Exercise prompt: Only lines with the string "κλασσικῆς" matter here; gather them from the material below.
________
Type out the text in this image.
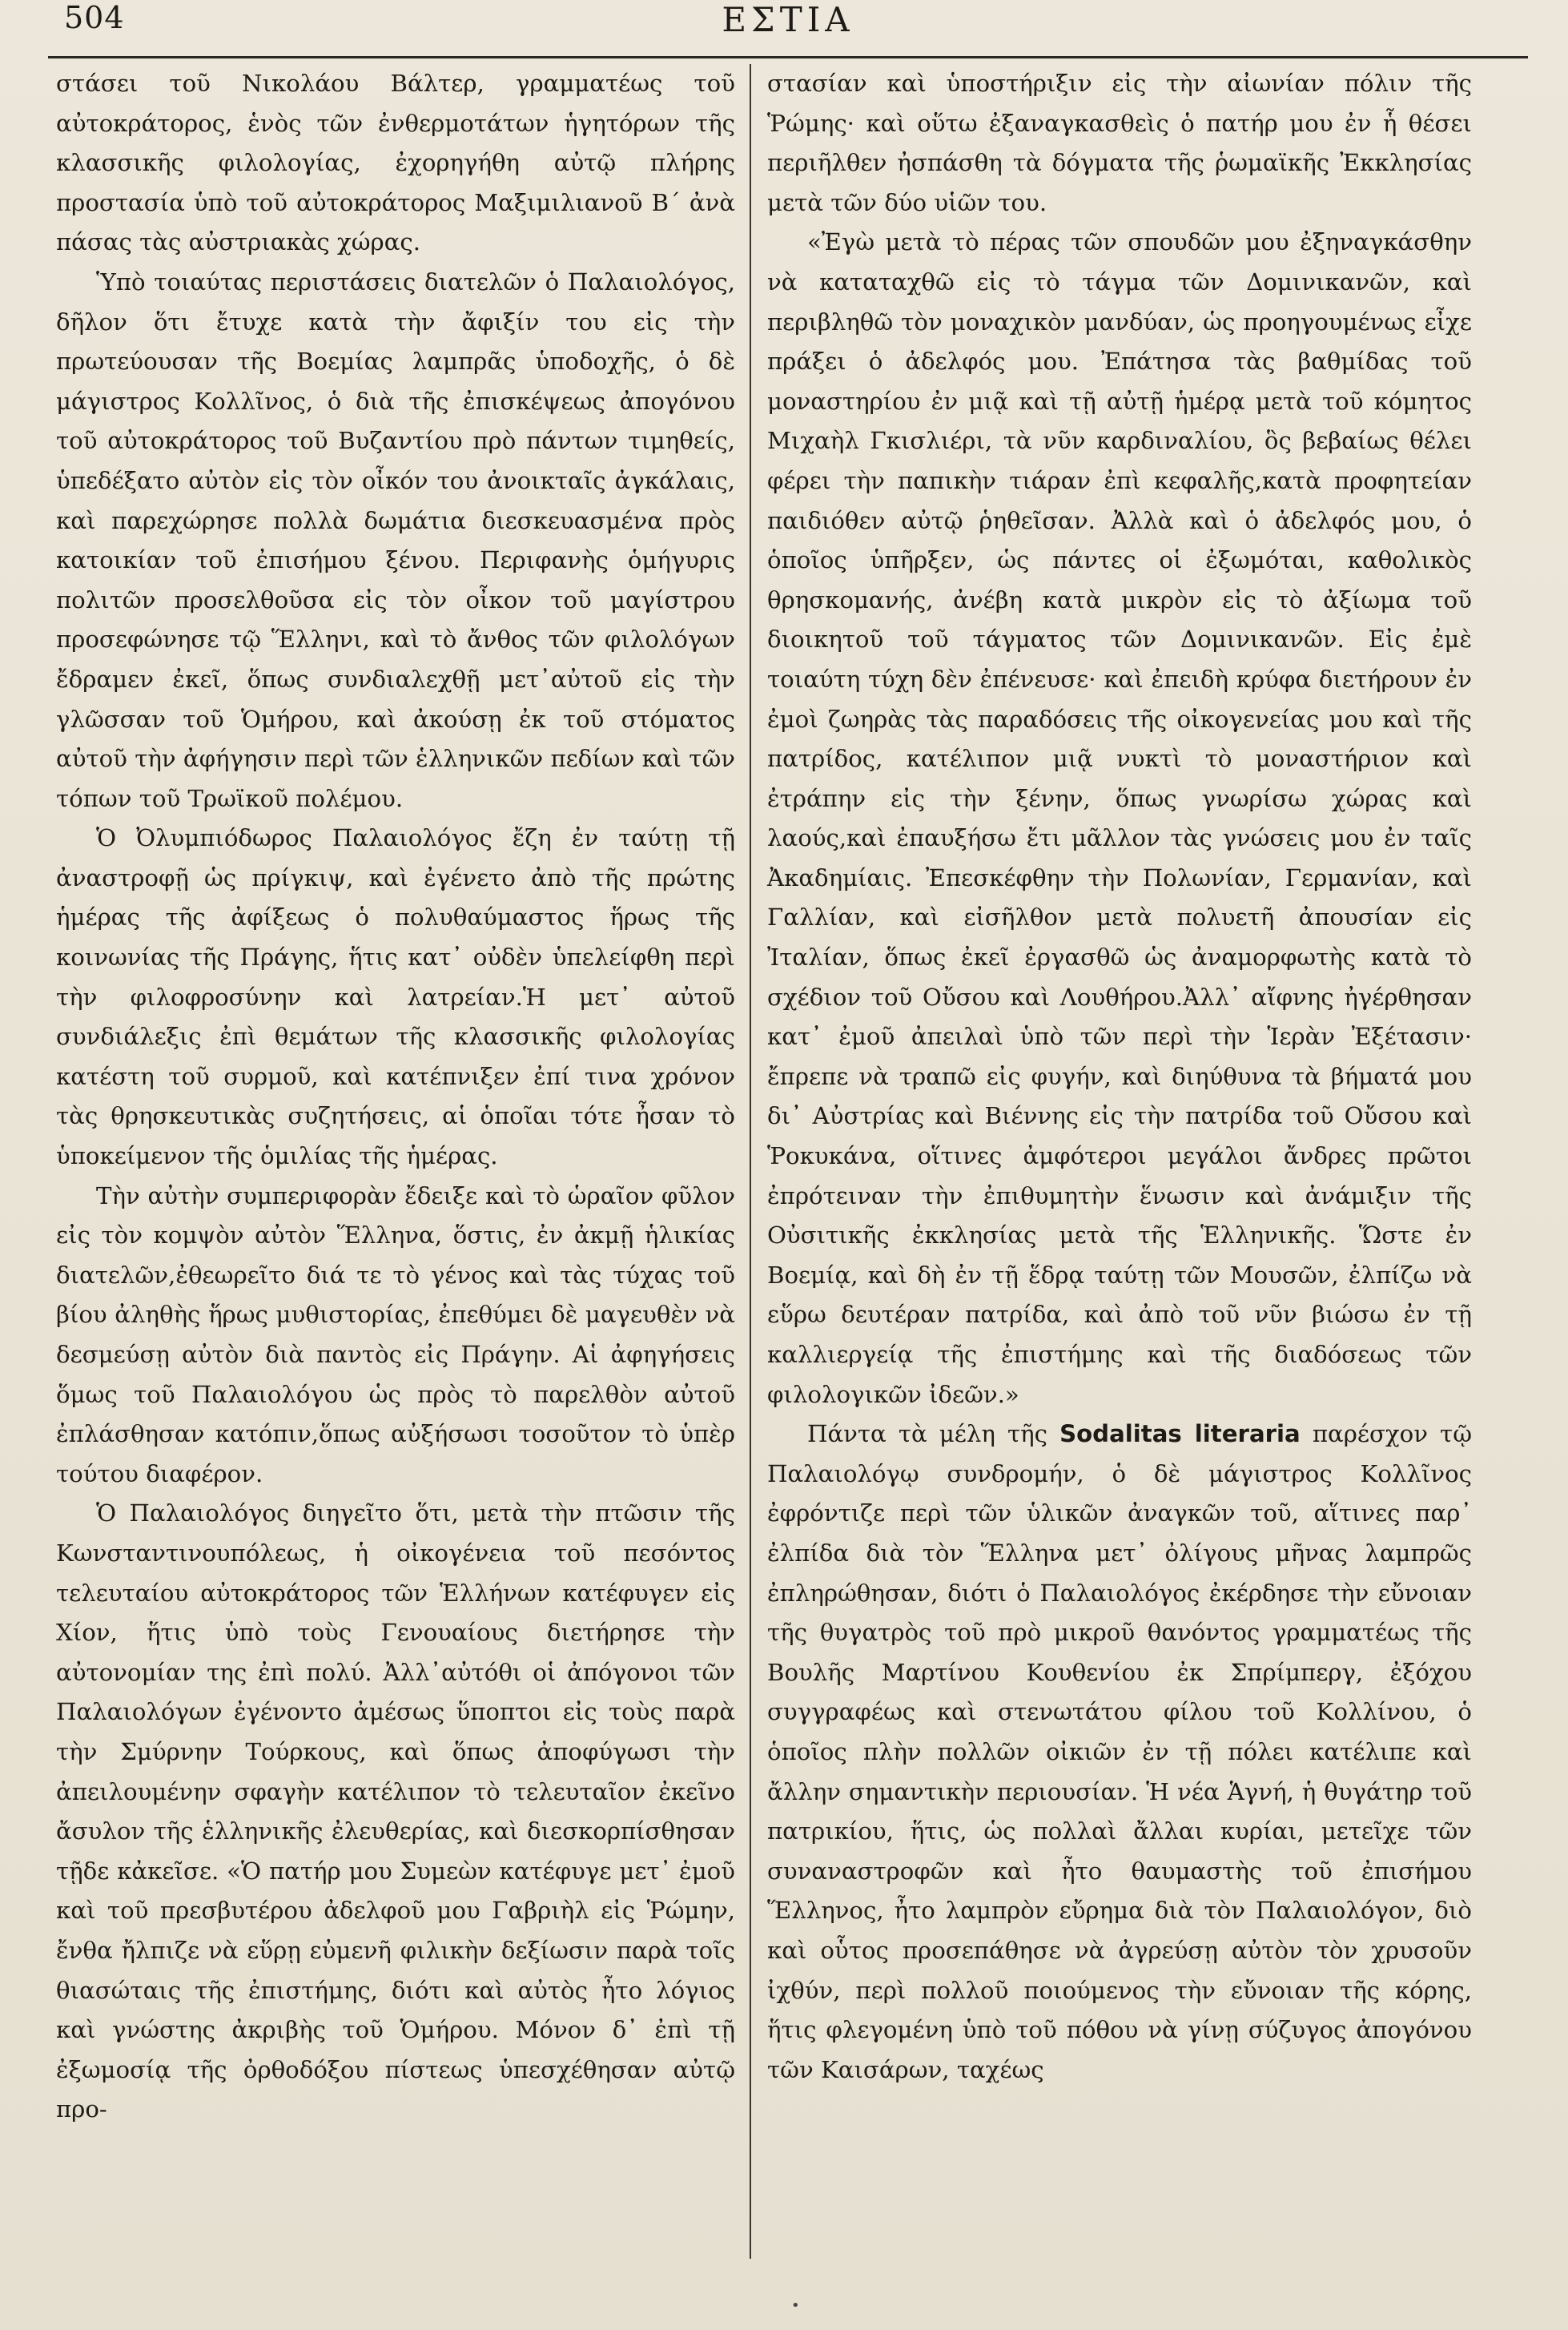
504	ΕΣΤΙΑ

στάσει τοῦ Νικολάου Βάλτερ, γραμματέως τοῦ αὐτοκράτορος, ἑνὸς τῶν ἐνθερμοτάτων ἡγητόρων τῆς κλασσικῆς φιλολογίας, ἐχορηγήθη αὐτῷ πλήρης προστασία ὑπὸ τοῦ αὐτοκράτορος Μαξιμιλιανοῦ Β΄ ἀνὰ πάσας τὰς αὐστριακὰς χώρας.

Ὑπὸ τοιαύτας περιστάσεις διατελῶν ὁ Παλαιολόγος, δῆλον ὅτι ἔτυχε κατὰ τὴν ἄφιξίν του εἰς τὴν πρωτεύουσαν τῆς Βοεμίας λαμπρᾶς ὑποδοχῆς, ὁ δὲ μάγιστρος Κολλῖνος, ὁ διὰ τῆς ἐπισκέψεως ἀπογόνου τοῦ αὐτοκράτορος τοῦ Βυζαντίου πρὸ πάντων τιμηθείς, ὑπεδέξατο αὐτὸν εἰς τὸν οἶκόν του ἀνοικταῖς ἀγκάλαις, καὶ παρεχώρησε πολλὰ δωμάτια διεσκευασμένα πρὸς κατοικίαν τοῦ ἐπισήμου ξένου. Περιφανὴς ὁμήγυρις πολιτῶν προσελθοῦσα εἰς τὸν οἶκον τοῦ μαγίστρου προσεφώνησε τῷ Ἕλληνι, καὶ τὸ ἄνθος τῶν φιλολόγων ἔδραμεν ἐκεῖ, ὅπως συνδιαλεχθῇ μετ᾽αὐτοῦ εἰς τὴν γλῶσσαν τοῦ Ὁμήρου, καὶ ἀκούσῃ ἐκ τοῦ στόματος αὐτοῦ τὴν ἀφήγησιν περὶ τῶν ἑλληνικῶν πεδίων καὶ τῶν τόπων τοῦ Τρωϊκοῦ πολέμου.

Ὁ Ὀλυμπιόδωρος Παλαιολόγος ἔζη ἐν ταύτῃ τῇ ἀναστροφῇ ὡς πρίγκιψ, καὶ ἐγένετο ἀπὸ τῆς πρώτης ἡμέρας τῆς ἀφίξεως ὁ πολυθαύμαστος ἥρως τῆς κοινωνίας τῆς Πράγης, ἥτις κατ᾽ οὐδὲν ὑπελείφθη περὶ τὴν φιλοφροσύνην καὶ λατρείαν.Ἡ μετ᾽ αὐτοῦ συνδιάλεξις ἐπὶ θεμάτων τῆς κλασσικῆς φιλολογίας κατέστη τοῦ συρμοῦ, καὶ κατέπνιξεν ἐπί τινα χρόνον τὰς θρησκευτικὰς συζητήσεις, αἱ ὁποῖαι τότε ἦσαν τὸ ὑποκείμενον τῆς ὁμιλίας τῆς ἡμέρας.

Τὴν αὐτὴν συμπεριφορὰν ἔδειξε καὶ τὸ ὡραῖον φῦλον εἰς τὸν κομψὸν αὐτὸν Ἕλληνα, ὅστις, ἐν ἀκμῇ ἡλικίας διατελῶν,ἐθεωρεῖτο διά τε τὸ γένος καὶ τὰς τύχας τοῦ βίου ἀληθὴς ἥρως μυθιστορίας, ἐπεθύμει δὲ μαγευθὲν νὰ δεσμεύσῃ αὐτὸν διὰ παντὸς εἰς Πράγην. Αἱ ἀφηγήσεις ὅμως τοῦ Παλαιολόγου ὡς πρὸς τὸ παρελθὸν αὐτοῦ ἐπλάσθησαν κατόπιν,ὅπως αὐξήσωσι τοσοῦτον τὸ ὑπὲρ τούτου διαφέρον.

Ὁ Παλαιολόγος διηγεῖτο ὅτι, μετὰ τὴν πτῶσιν τῆς Κωνσταντινουπόλεως, ἡ οἰκογένεια τοῦ πεσόντος τελευταίου αὐτοκράτορος τῶν Ἑλλήνων κατέφυγεν εἰς Χίον, ἥτις ὑπὸ τοὺς Γενουαίους διετήρησε τὴν αὐτονομίαν της ἐπὶ πολύ. Ἀλλ᾽αὐτόθι οἱ ἀπόγονοι τῶν Παλαιολόγων ἐγένοντο ἀμέσως ὕποπτοι εἰς τοὺς παρὰ τὴν Σμύρνην Τούρκους, καὶ ὅπως ἀποφύγωσι τὴν ἀπειλουμένην σφαγὴν κατέλιπον τὸ τελευταῖον ἐκεῖνο ἄσυλον τῆς ἑλληνικῆς ἐλευθερίας, καὶ διεσκορπίσθησαν τῇδε κἀκεῖσε. «Ὁ πατήρ μου Συμεὼν κατέφυγε μετ᾽ ἐμοῦ καὶ τοῦ πρεσβυτέρου ἀδελφοῦ μου Γαβριὴλ εἰς Ῥώμην, ἔνθα ἤλπιζε νὰ εὕρῃ εὐμενῆ φιλικὴν δεξίωσιν παρὰ τοῖς θιασώταις τῆς ἐπιστήμης, διότι καὶ αὐτὸς ἦτο λόγιος καὶ γνώστης ἀκριβὴς τοῦ Ὁμήρου. Μόνον δ᾽ ἐπὶ τῇ ἐξωμοσίᾳ τῆς ὀρθοδόξου πίστεως ὑπεσχέθησαν αὐτῷ προ-

στασίαν καὶ ὑποστήριξιν εἰς τὴν αἰωνίαν πόλιν τῆς Ῥώμης· καὶ οὕτω ἐξαναγκασθεὶς ὁ πατήρ μου ἐν ἧ θέσει περιῆλθεν ἠσπάσθη τὰ δόγματα τῆς ῥωμαϊκῆς Ἐκκλησίας μετὰ τῶν δύο υἱῶν του.

«Ἐγὼ μετὰ τὸ πέρας τῶν σπουδῶν μου ἐξηναγκάσθην νὰ καταταχθῶ εἰς τὸ τάγμα τῶν Δομινικανῶν, καὶ περιβληθῶ τὸν μοναχικὸν μανδύαν, ὡς προηγουμένως εἶχε πράξει ὁ ἀδελφός μου. Ἐπάτησα τὰς βαθμίδας τοῦ μοναστηρίου ἐν μιᾷ καὶ τῇ αὐτῇ ἡμέρᾳ μετὰ τοῦ κόμητος Μιχαὴλ Γκισλιέρι, τὰ νῦν καρδιναλίου, ὃς βεβαίως θέλει φέρει τὴν παπικὴν τιάραν ἐπὶ κεφαλῆς,κατὰ προφητείαν παιδιόθεν αὐτῷ ῥηθεῖσαν. Ἀλλὰ καὶ ὁ ἀδελφός μου, ὁ ὁποῖος ὑπῆρξεν, ὡς πάντες οἱ ἐξωμόται, καθολικὸς θρησκομανής, ἀνέβη κατὰ μικρὸν εἰς τὸ ἀξίωμα τοῦ διοικητοῦ τοῦ τάγματος τῶν Δομινικανῶν. Εἰς ἐμὲ τοιαύτη τύχη δὲν ἐπένευσε· καὶ ἐπειδὴ κρύφα διετήρουν ἐν ἐμοὶ ζωηρὰς τὰς παραδόσεις τῆς οἰκογενείας μου καὶ τῆς πατρίδος, κατέλιπον μιᾷ νυκτὶ τὸ μοναστήριον καὶ ἐτράπην εἰς τὴν ξένην, ὅπως γνωρίσω χώρας καὶ λαούς,καὶ ἐπαυξήσω ἔτι μᾶλλον τὰς γνώσεις μου ἐν ταῖς Ἀκαδημίαις. Ἐπεσκέφθην τὴν Πολωνίαν, Γερμανίαν, καὶ Γαλλίαν, καὶ εἰσῆλθον μετὰ πολυετῆ ἀπουσίαν εἰς Ἰταλίαν, ὅπως ἐκεῖ ἐργασθῶ ὡς ἀναμορφωτὴς κατὰ τὸ σχέδιον τοῦ Οὔσου καὶ Λουθήρου.Ἀλλ᾽ αἴφνης ἠγέρθησαν κατ᾽ ἐμοῦ ἀπειλαὶ ὑπὸ τῶν περὶ τὴν Ἱερὰν Ἐξέτασιν· ἔπρεπε νὰ τραπῶ εἰς φυγήν, καὶ διηύθυνα τὰ βήματά μου δι᾽ Αὐστρίας καὶ Βιέννης εἰς τὴν πατρίδα τοῦ Οὔσου καὶ Ῥοκυκάνα, οἵτινες ἀμφότεροι μεγάλοι ἄνδρες πρῶτοι ἐπρότειναν τὴν ἐπιθυμητὴν ἕνωσιν καὶ ἀνάμιξιν τῆς Οὐσιτικῆς ἐκκλησίας μετὰ τῆς Ἑλληνικῆς. Ὥστε ἐν Βοεμίᾳ, καὶ δὴ ἐν τῇ ἕδρᾳ ταύτῃ τῶν Μουσῶν, ἐλπίζω νὰ εὕρω δευτέραν πατρίδα, καὶ ἀπὸ τοῦ νῦν βιώσω ἐν τῇ καλλιεργείᾳ τῆς ἐπιστήμης καὶ τῆς διαδόσεως τῶν φιλολογικῶν ἰδεῶν.»

Πάντα τὰ μέλη τῆς Sodalitas literaria παρέσχον τῷ Παλαιολόγῳ συνδρομήν, ὁ δὲ μάγιστρος Κολλῖνος ἐφρόντιζε περὶ τῶν ὑλικῶν ἀναγκῶν τοῦ, αἵτινες παρ᾽ ἐλπίδα διὰ τὸν Ἕλληνα μετ᾽ ὀλίγους μῆνας λαμπρῶς ἐπληρώθησαν, διότι ὁ Παλαιολόγος ἐκέρδησε τὴν εὔνοιαν τῆς θυγατρὸς τοῦ πρὸ μικροῦ θανόντος γραμματέως τῆς Βουλῆς Μαρτίνου Κουθενίου ἐκ Σπρίμπεργ, ἐξόχου συγγραφέως καὶ στενωτάτου φίλου τοῦ Κολλίνου, ὁ ὁποῖος πλὴν πολλῶν οἰκιῶν ἐν τῇ πόλει κατέλιπε καὶ ἄλλην σημαντικὴν περιουσίαν. Ἡ νέα Ἁγνή, ἡ θυγάτηρ τοῦ πατρικίου, ἥτις, ὡς πολλαὶ ἄλλαι κυρίαι, μετεῖχε τῶν συναναστροφῶν καὶ ἦτο θαυμαστὴς τοῦ ἐπισήμου Ἕλληνος, ἦτο λαμπρὸν εὔρημα διὰ τὸν Παλαιολόγον, διὸ καὶ οὗτος προσεπάθησε νὰ ἀγρεύσῃ αὐτὸν τὸν χρυσοῦν ἰχθύν, περὶ πολλοῦ ποιούμενος τὴν εὔνοιαν τῆς κόρης, ἥτις φλεγομένη ὑπὸ τοῦ πόθου νὰ γίνῃ σύζυγος ἀπογόνου τῶν Καισάρων, ταχέως

•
________
Full response:
στάσει τοῦ Νικολάου Βάλτερ, γραμματέως τοῦ αὐτοκράτορος, ἑνὸς τῶν ἐνθερμοτάτων ἡγητόρων τῆς κλασσικῆς φιλολογίας, ἐχορηγήθη αὐτῷ πλήρης προστασία ὑπὸ τοῦ αὐτοκράτορος Μαξιμιλιανοῦ Β΄ ἀνὰ πάσας τὰς αὐστριακὰς χώρας.
Ὁ Ὀλυμπιόδωρος Παλαιολόγος ἔζη ἐν ταύτῃ τῇ ἀναστροφῇ ὡς πρίγκιψ, καὶ ἐγένετο ἀπὸ τῆς πρώτης ἡμέρας τῆς ἀφίξεως ὁ πολυθαύμαστος ἥρως τῆς κοινωνίας τῆς Πράγης, ἥτις κατ᾽ οὐδὲν ὑπελείφθη περὶ τὴν φιλοφροσύνην καὶ λατρείαν.Ἡ μετ᾽ αὐτοῦ συνδιάλεξις ἐπὶ θεμάτων τῆς κλασσικῆς φιλολογίας κατέστη τοῦ συρμοῦ, καὶ κατέπνιξεν ἐπί τινα χρόνον τὰς θρησκευτικὰς συζητήσεις, αἱ ὁποῖαι τότε ἦσαν τὸ ὑποκείμενον τῆς ὁμιλίας τῆς ἡμέρας.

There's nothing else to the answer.